=== Supplied records ===
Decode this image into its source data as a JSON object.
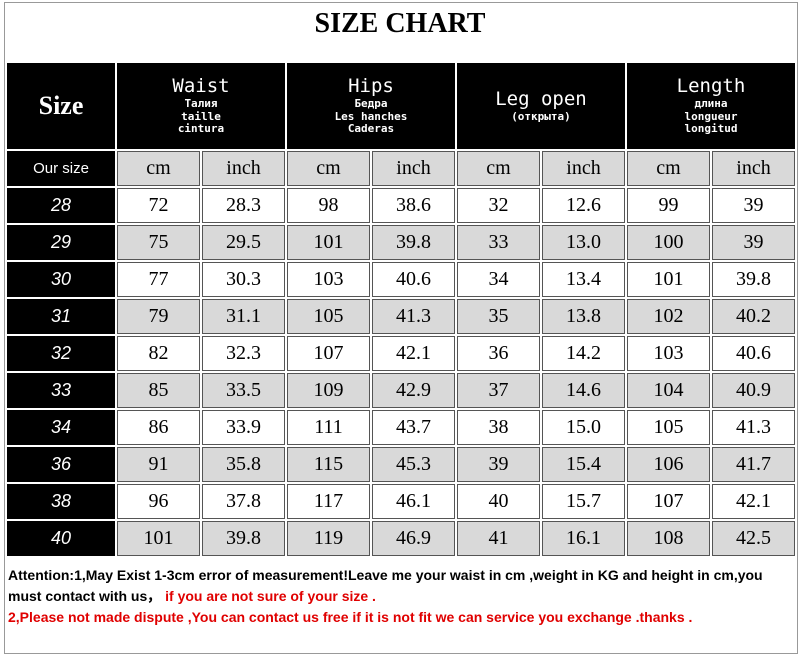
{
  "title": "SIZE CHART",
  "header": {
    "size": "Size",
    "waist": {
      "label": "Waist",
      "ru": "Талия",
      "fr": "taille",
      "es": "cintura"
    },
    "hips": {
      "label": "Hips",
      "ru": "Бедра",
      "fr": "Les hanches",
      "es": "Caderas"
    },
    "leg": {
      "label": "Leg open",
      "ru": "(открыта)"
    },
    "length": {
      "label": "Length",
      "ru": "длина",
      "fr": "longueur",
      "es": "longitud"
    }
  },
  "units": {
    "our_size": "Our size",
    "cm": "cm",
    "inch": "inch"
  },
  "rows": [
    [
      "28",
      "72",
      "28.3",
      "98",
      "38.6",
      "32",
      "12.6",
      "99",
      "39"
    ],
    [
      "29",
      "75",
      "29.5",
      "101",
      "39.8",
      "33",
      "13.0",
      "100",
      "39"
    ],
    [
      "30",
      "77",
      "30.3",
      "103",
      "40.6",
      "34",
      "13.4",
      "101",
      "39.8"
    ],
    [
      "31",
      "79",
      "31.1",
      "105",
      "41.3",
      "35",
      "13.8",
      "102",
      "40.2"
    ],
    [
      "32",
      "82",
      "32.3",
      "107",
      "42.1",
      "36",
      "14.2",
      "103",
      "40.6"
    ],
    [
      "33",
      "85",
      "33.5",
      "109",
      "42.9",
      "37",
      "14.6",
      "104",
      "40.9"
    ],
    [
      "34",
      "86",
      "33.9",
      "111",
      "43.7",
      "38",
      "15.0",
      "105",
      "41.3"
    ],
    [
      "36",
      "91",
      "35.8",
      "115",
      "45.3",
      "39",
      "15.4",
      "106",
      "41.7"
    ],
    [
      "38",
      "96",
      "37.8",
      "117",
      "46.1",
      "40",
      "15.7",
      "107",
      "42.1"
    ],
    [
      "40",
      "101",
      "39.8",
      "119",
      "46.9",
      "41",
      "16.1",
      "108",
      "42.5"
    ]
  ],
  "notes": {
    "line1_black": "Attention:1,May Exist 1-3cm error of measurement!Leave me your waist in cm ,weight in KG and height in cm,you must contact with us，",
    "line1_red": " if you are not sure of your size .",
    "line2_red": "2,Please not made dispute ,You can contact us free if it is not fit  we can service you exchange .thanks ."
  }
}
===
=== Supplied records ===
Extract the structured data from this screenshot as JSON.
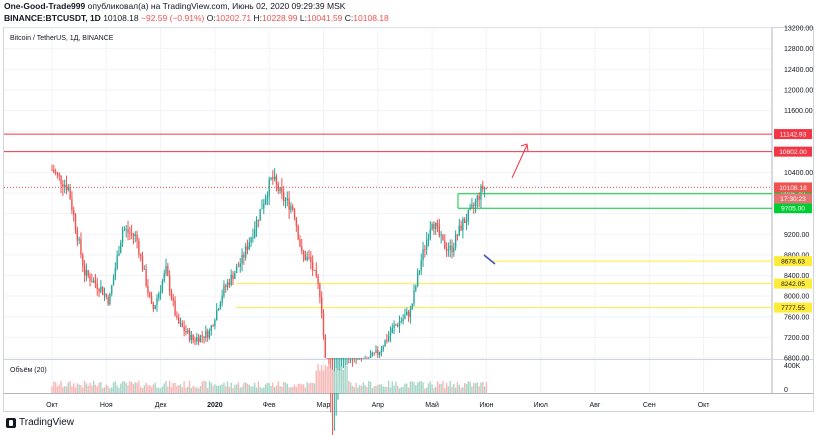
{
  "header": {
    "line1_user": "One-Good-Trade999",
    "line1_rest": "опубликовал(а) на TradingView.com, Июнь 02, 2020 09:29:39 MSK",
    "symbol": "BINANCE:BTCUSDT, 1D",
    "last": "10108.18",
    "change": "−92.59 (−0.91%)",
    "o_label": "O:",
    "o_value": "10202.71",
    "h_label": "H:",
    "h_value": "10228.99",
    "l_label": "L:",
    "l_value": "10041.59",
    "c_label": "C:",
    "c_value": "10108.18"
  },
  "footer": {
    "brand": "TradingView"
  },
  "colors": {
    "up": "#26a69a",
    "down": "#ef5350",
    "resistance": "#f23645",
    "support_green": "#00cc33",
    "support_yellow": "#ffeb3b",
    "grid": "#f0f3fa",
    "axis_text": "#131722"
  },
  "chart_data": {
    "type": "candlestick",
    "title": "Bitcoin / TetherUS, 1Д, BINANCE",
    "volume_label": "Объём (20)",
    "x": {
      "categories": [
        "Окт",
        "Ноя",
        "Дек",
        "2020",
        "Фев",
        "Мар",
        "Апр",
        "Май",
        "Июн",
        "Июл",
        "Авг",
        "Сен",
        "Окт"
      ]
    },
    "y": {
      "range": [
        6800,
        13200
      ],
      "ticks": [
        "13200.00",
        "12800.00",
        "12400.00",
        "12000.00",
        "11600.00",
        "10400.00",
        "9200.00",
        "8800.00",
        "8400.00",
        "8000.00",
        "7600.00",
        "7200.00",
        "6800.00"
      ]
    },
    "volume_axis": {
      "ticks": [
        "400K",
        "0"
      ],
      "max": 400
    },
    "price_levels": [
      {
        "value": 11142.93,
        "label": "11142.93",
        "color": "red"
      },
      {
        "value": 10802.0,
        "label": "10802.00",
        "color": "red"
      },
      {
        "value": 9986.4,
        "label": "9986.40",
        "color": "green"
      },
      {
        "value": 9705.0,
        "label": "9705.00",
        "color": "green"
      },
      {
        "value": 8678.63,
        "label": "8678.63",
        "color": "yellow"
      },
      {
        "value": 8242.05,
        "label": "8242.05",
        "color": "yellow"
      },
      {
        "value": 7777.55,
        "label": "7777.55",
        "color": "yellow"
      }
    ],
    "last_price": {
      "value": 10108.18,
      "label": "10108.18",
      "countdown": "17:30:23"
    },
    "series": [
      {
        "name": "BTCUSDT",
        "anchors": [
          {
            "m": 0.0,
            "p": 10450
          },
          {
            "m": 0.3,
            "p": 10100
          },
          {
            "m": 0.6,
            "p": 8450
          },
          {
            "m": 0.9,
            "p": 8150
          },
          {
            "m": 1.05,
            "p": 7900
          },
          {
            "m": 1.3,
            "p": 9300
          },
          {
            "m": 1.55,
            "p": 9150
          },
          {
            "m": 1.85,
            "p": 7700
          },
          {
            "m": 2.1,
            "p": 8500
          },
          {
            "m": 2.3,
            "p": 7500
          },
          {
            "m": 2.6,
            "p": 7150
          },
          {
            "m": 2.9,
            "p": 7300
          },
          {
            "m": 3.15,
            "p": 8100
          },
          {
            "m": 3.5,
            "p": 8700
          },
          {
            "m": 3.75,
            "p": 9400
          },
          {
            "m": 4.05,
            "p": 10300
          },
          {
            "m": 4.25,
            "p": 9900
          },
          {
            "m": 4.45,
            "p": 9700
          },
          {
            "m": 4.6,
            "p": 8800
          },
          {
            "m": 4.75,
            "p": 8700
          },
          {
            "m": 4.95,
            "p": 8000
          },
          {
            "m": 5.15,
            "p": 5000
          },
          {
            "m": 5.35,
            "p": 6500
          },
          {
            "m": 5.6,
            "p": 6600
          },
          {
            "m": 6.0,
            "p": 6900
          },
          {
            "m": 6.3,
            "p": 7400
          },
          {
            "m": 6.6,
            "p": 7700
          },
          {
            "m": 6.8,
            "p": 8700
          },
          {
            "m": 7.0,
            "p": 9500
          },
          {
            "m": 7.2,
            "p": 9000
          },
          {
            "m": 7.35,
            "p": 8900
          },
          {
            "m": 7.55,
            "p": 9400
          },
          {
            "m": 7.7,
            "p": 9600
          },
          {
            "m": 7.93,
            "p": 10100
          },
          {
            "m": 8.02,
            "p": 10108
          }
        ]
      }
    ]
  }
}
===
* The request:
Return all lines containing "contact".

* Written answer:
    "line1_black": "Attention:1,May Exist 1-3cm error of measurement!Leave me your waist in cm ,weight in KG and height in cm,you must contact with us，",
    "line2_red": "2,Please not made dispute ,You can contact us free if it is not fit  we can service you exchange .thanks ."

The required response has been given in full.